◆ **Aim of the exercise**
Review the material line by line. Identify and copy every line that contains the string "Suspensão".
### Records ###
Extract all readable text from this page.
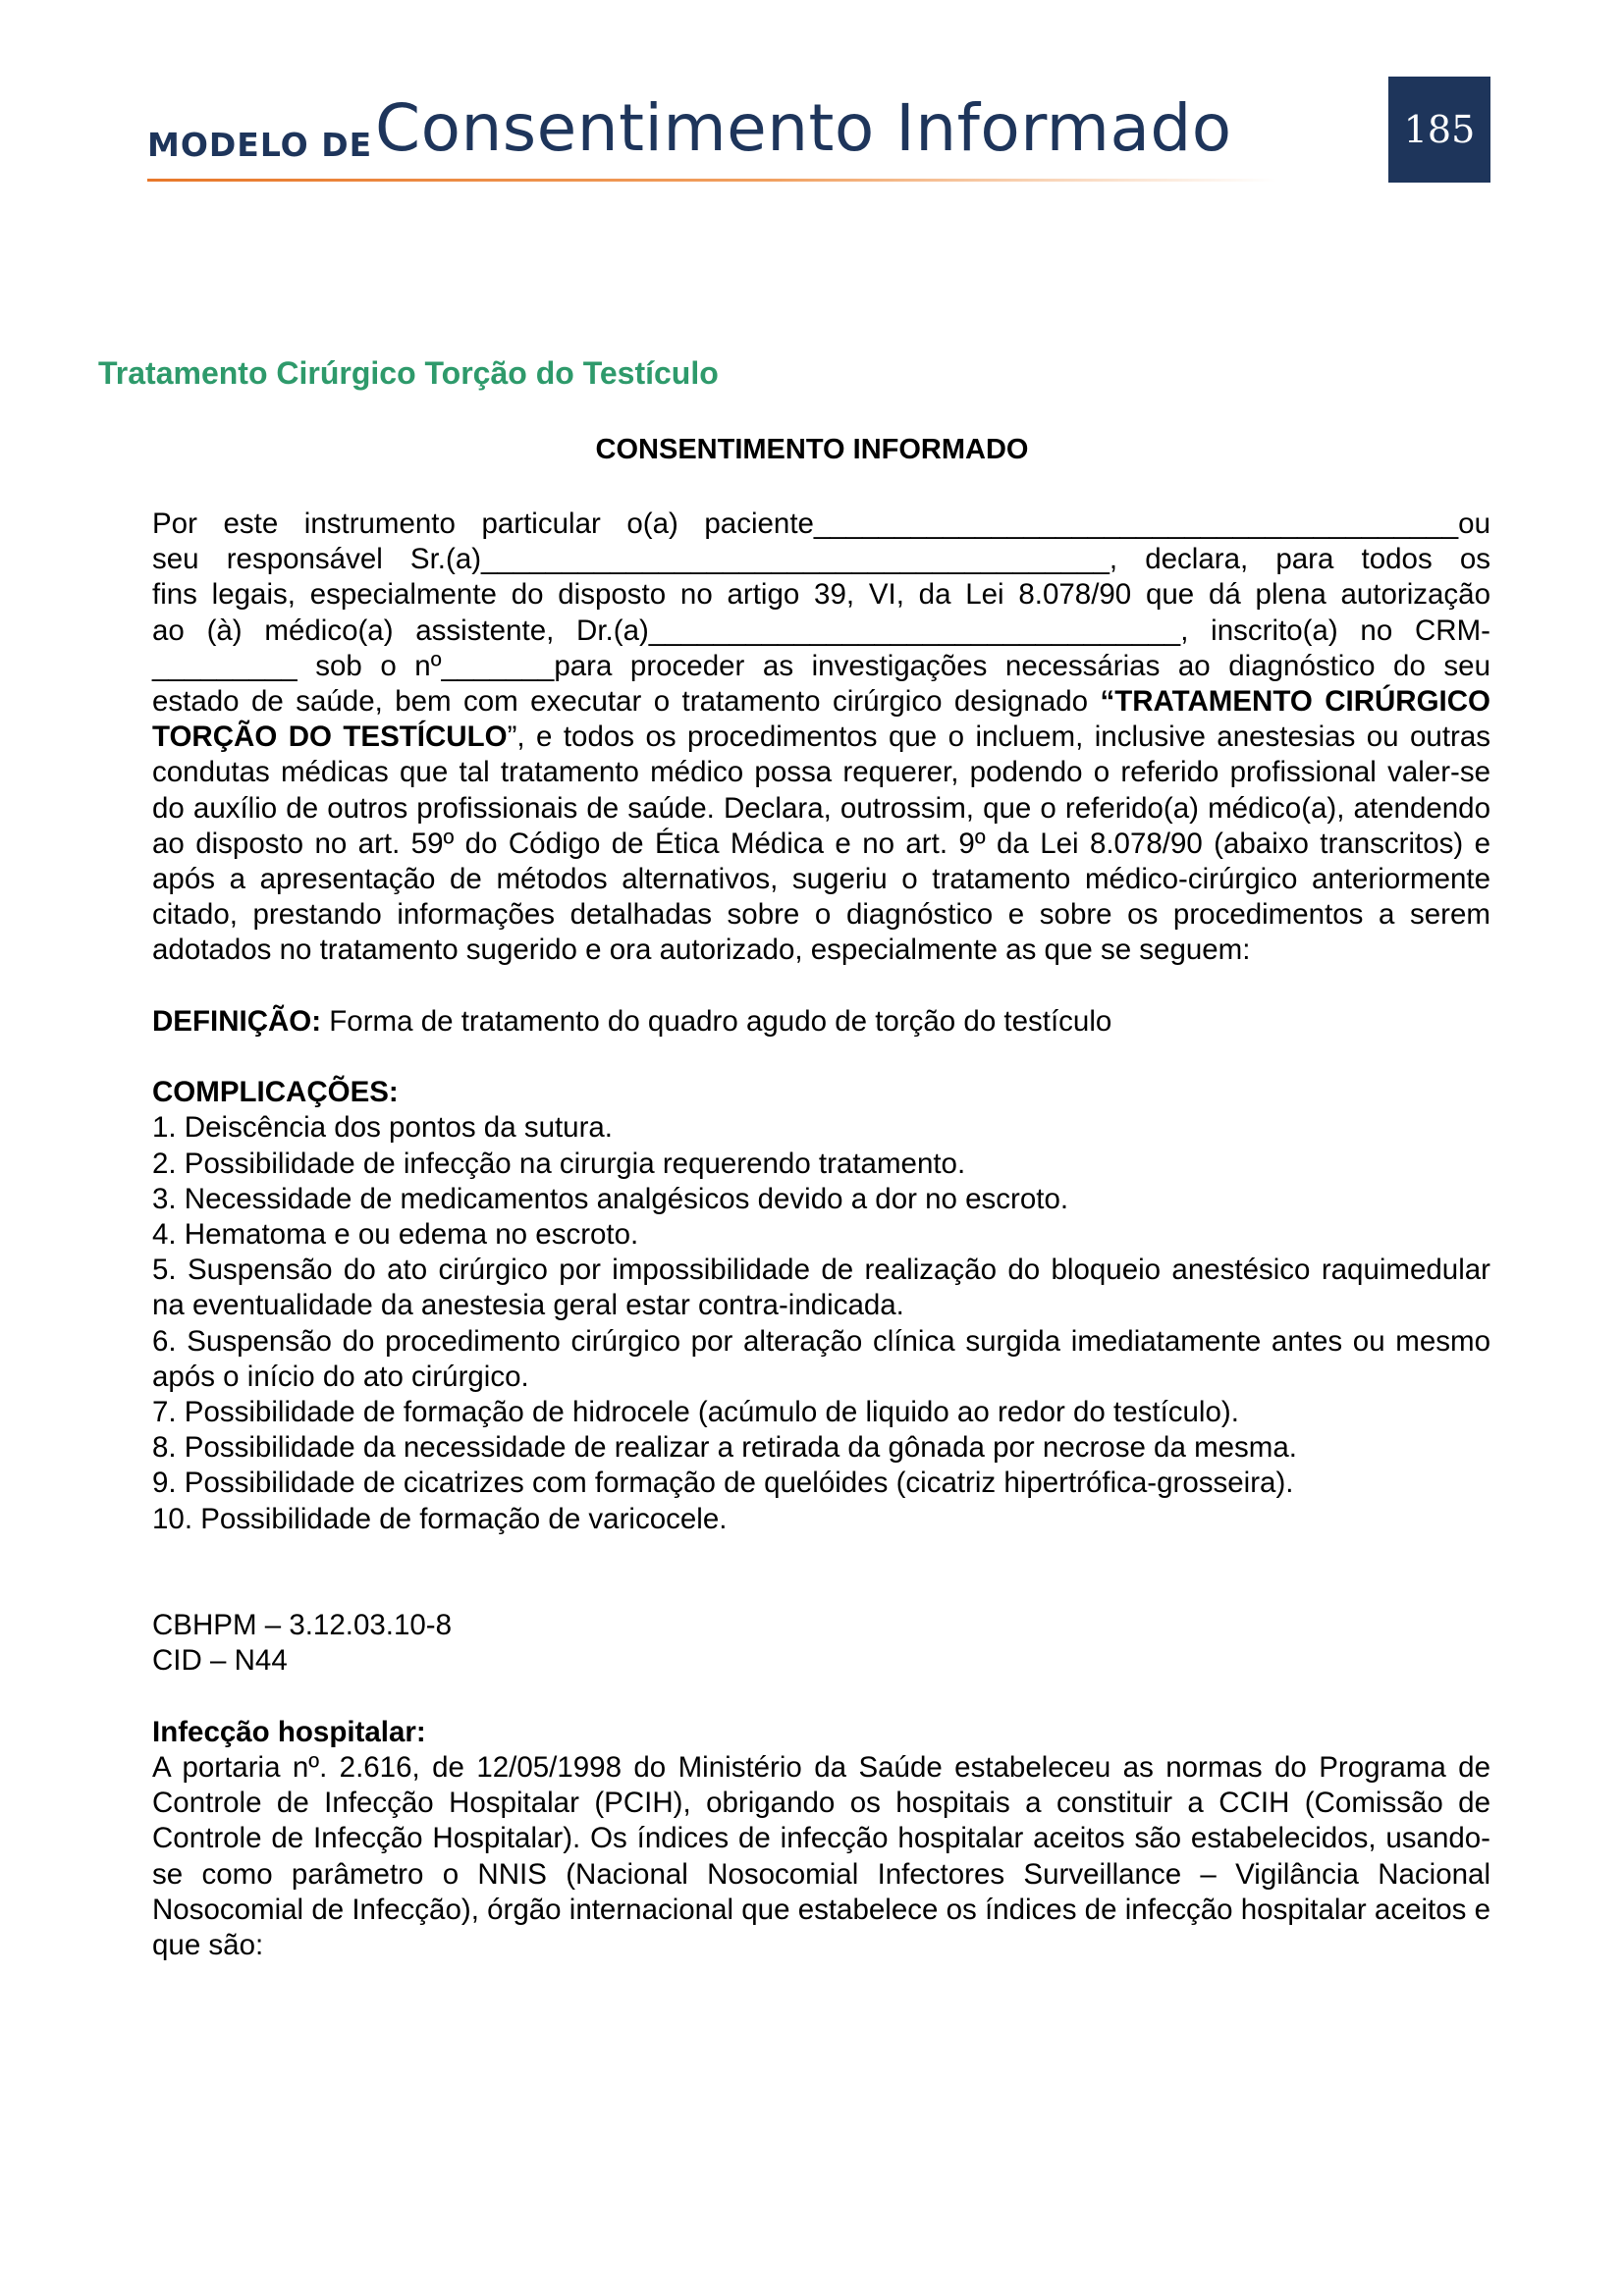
MODELO DE Consentimento Informado	185
Tratamento Cirúrgico Torção do Testículo
CONSENTIMENTO INFORMADO

Por este instrumento particular o(a) paciente________________________________________ou

seu responsável Sr.(a)_______________________________________, declara, para todos os

fins legais, especialmente do disposto no artigo 39, VI, da Lei 8.078/90 que dá plena autorização

ao (à) médico(a) assistente, Dr.(a)_________________________________, inscrito(a) no CRM-

_________ sob o nº_______para proceder as investigações necessárias ao diagnóstico do seu

estado de saúde, bem com executar o tratamento cirúrgico designado “TRATAMENTO CIRÚRGICO TORÇÃO DO TESTÍCULO”, e todos os procedimentos que o incluem, inclusive anestesias ou outras condutas médicas que tal tratamento médico possa requerer, podendo o referido profissional valer-se do auxílio de outros profissionais de saúde. Declara, outrossim, que o referido(a) médico(a), atendendo ao disposto no art. 59º do Código de Ética Médica e no art. 9º da Lei 8.078/90 (abaixo transcritos) e após a apresentação de métodos alternativos, sugeriu o tratamento médico-cirúrgico anteriormente citado, prestando informações detalhadas sobre o diagnóstico e sobre os procedimentos a serem adotados no tratamento sugerido e ora autorizado, especialmente as que se seguem:

DEFINIÇÃO: Forma de tratamento do quadro agudo de torção do testículo

COMPLICAÇÕES:

1. Deiscência dos pontos da sutura.
2. Possibilidade de infecção na cirurgia requerendo tratamento.
3. Necessidade de medicamentos analgésicos devido a dor no escroto.
4. Hematoma e ou edema no escroto.
5. Suspensão do ato cirúrgico por impossibilidade de realização do bloqueio anestésico raquimedular na eventualidade da anestesia geral estar contra-indicada.
6. Suspensão do procedimento cirúrgico por alteração clínica surgida imediatamente antes ou mesmo após o início do ato cirúrgico.
7. Possibilidade de formação de hidrocele (acúmulo de liquido ao redor do testículo).
8. Possibilidade da necessidade de realizar a retirada da gônada por necrose da mesma.
9. Possibilidade de cicatrizes com formação de quelóides (cicatriz hipertrófica-grosseira).
10. Possibilidade de formação de varicocele.

CBHPM – 3.12.03.10-8

CID – N44

Infecção hospitalar:

A portaria nº. 2.616, de 12/05/1998 do Ministério da Saúde estabeleceu as normas do Programa de Controle de Infecção Hospitalar (PCIH), obrigando os hospitais a constituir a CCIH (Comissão de Controle de Infecção Hospitalar). Os índices de infecção hospitalar aceitos são estabelecidos, usando-se como parâmetro o NNIS (Nacional Nosocomial Infectores Surveillance – Vigilância Nacional Nosocomial de Infecção), órgão internacional que estabelece os índices de infecção hospitalar aceitos e que são:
###
◆ **Exercise result**
5. Suspensão do ato cirúrgico por impossibilidade de realização do bloqueio anestésico raquimedular na eventualidade da anestesia geral estar contra-indicada.
6. Suspensão do procedimento cirúrgico por alteração clínica surgida imediatamente antes ou mesmo após o início do ato cirúrgico.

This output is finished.